Once the records have been read, set every one down as it stands.
++++
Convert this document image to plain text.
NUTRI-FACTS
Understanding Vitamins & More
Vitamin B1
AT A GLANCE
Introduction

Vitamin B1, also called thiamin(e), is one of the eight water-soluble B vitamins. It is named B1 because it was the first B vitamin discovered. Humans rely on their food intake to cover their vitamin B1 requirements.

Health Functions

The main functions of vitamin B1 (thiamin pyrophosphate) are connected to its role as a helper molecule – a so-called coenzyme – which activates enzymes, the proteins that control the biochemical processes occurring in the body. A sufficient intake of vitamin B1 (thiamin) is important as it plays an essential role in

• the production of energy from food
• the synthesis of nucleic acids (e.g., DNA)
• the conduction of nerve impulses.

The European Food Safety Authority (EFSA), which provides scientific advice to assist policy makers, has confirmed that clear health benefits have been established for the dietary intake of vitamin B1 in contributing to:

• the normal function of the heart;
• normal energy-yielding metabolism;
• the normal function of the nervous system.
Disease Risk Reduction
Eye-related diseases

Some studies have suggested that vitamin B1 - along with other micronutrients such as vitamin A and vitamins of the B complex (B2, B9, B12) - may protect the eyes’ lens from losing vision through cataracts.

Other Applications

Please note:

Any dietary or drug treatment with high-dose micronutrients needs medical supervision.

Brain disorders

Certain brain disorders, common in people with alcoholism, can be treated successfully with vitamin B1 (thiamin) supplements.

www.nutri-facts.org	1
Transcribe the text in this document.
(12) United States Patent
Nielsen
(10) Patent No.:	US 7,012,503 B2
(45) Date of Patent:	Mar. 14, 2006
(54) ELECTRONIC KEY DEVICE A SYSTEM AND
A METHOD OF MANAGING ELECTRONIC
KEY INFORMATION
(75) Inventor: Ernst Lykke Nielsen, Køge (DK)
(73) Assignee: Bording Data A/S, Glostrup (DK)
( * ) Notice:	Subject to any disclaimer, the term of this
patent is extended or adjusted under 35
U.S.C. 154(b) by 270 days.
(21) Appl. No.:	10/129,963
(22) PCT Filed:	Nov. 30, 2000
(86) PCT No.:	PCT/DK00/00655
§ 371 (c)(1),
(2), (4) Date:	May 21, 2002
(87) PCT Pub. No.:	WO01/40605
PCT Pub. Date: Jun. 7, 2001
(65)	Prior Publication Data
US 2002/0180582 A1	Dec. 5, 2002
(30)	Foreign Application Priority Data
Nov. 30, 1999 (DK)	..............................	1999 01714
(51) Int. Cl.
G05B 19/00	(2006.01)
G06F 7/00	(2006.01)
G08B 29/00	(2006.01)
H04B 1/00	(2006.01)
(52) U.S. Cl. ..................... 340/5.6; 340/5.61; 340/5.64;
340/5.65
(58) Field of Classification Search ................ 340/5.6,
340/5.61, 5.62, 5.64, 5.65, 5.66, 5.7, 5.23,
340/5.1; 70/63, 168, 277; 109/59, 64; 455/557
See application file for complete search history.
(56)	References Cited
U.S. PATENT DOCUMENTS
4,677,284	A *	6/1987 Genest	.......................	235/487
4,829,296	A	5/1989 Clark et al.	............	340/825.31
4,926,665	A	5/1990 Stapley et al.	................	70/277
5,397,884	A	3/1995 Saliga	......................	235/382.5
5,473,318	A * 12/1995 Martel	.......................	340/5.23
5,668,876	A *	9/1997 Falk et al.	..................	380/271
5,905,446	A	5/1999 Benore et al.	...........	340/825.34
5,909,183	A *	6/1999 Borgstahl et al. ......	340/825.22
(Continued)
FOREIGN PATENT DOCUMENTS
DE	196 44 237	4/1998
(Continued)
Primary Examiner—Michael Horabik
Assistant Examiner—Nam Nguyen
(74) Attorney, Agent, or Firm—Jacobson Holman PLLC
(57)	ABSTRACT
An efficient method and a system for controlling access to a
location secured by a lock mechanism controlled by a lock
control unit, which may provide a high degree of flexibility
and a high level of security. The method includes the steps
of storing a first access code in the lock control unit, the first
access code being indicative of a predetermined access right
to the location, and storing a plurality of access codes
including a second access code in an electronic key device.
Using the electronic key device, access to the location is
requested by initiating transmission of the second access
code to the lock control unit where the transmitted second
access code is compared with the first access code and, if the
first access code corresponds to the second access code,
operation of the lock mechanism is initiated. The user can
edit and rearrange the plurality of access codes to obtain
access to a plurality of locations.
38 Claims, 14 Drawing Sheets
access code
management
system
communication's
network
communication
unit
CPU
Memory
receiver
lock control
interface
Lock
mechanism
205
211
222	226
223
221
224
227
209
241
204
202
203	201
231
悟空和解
++++
▸ Answer for the task:
Convert this document image to plain text.
NUTRI-FACTS
Understanding Vitamins & More
Vitamin B1
AT A GLANCE
Introduction

Vitamin B1, also called thiamin(e), is one of the eight water-soluble B vitamins. It is named B1 because it was the first B vitamin discovered. Humans rely on their food intake to cover their vitamin B1 requirements.

Health Functions

The main functions of vitamin B1 (thiamin pyrophosphate) are connected to its role as a helper molecule – a so-called coenzyme – which activates enzymes, the proteins that control the biochemical processes occurring in the body. A sufficient intake of vitamin B1 (thiamin) is important as it plays an essential role in

• the production of energy from food
• the synthesis of nucleic acids (e.g., DNA)
• the conduction of nerve impulses.

The European Food Safety Authority (EFSA), which provides scientific advice to assist policy makers, has confirmed that clear health benefits have been established for the dietary intake of vitamin B1 in contributing to:

• the normal function of the heart;
• normal energy-yielding metabolism;
• the normal function of the nervous system.
Disease Risk Reduction
Eye-related diseases

Some studies have suggested that vitamin B1 - along with other micronutrients such as vitamin A and vitamins of the B complex (B2, B9, B12) - may protect the eyes’ lens from losing vision through cataracts.

Other Applications

Please note:

Any dietary or drug treatment with high-dose micronutrients needs medical supervision.

Brain disorders

Certain brain disorders, common in people with alcoholism, can be treated successfully with vitamin B1 (thiamin) supplements.

www.nutri-facts.org	1
Transcribe the text in this document.
(12) United States Patent
Nielsen
(10) Patent No.:	US 7,012,503 B2
(45) Date of Patent:	Mar. 14, 2006
(54) ELECTRONIC KEY DEVICE A SYSTEM AND
A METHOD OF MANAGING ELECTRONIC
KEY INFORMATION
(75) Inventor: Ernst Lykke Nielsen, Køge (DK)
(73) Assignee: Bording Data A/S, Glostrup (DK)
( * ) Notice:	Subject to any disclaimer, the term of this
patent is extended or adjusted under 35
U.S.C. 154(b) by 270 days.
(21) Appl. No.:	10/129,963
(22) PCT Filed:	Nov. 30, 2000
(86) PCT No.:	PCT/DK00/00655
§ 371 (c)(1),
(2), (4) Date:	May 21, 2002
(87) PCT Pub. No.:	WO01/40605
PCT Pub. Date: Jun. 7, 2001
(65)	Prior Publication Data
US 2002/0180582 A1	Dec. 5, 2002
(30)	Foreign Application Priority Data
Nov. 30, 1999 (DK)	..............................	1999 01714
(51) Int. Cl.
G05B 19/00	(2006.01)
G06F 7/00	(2006.01)
G08B 29/00	(2006.01)
H04B 1/00	(2006.01)
(52) U.S. Cl. ..................... 340/5.6; 340/5.61; 340/5.64;
340/5.65
(58) Field of Classification Search ................ 340/5.6,
340/5.61, 5.62, 5.64, 5.65, 5.66, 5.7, 5.23,
340/5.1; 70/63, 168, 277; 109/59, 64; 455/557
See application file for complete search history.
(56)	References Cited
U.S. PATENT DOCUMENTS
4,677,284	A *	6/1987 Genest	.......................	235/487
4,829,296	A	5/1989 Clark et al.	............	340/825.31
4,926,665	A	5/1990 Stapley et al.	................	70/277
5,397,884	A	3/1995 Saliga	......................	235/382.5
5,473,318	A * 12/1995 Martel	.......................	340/5.23
5,668,876	A *	9/1997 Falk et al.	..................	380/271
5,905,446	A	5/1999 Benore et al.	...........	340/825.34
5,909,183	A *	6/1999 Borgstahl et al. ......	340/825.22
(Continued)
FOREIGN PATENT DOCUMENTS
DE	196 44 237	4/1998
(Continued)
Primary Examiner—Michael Horabik
Assistant Examiner—Nam Nguyen
(74) Attorney, Agent, or Firm—Jacobson Holman PLLC
(57)	ABSTRACT
An efficient method and a system for controlling access to a
location secured by a lock mechanism controlled by a lock
control unit, which may provide a high degree of flexibility
and a high level of security. The method includes the steps
of storing a first access code in the lock control unit, the first
access code being indicative of a predetermined access right
to the location, and storing a plurality of access codes
including a second access code in an electronic key device.
Using the electronic key device, access to the location is
requested by initiating transmission of the second access
code to the lock control unit where the transmitted second
access code is compared with the first access code and, if the
first access code corresponds to the second access code,
operation of the lock mechanism is initiated. The user can
edit and rearrange the plurality of access codes to obtain
access to a plurality of locations.
38 Claims, 14 Drawing Sheets
access code
management
system
communication's
network
communication
unit
CPU
Memory
receiver
lock control
interface
Lock
mechanism
205
211
222	226
223
221
224
227
209
241
204
202
203	201
231
悟空和解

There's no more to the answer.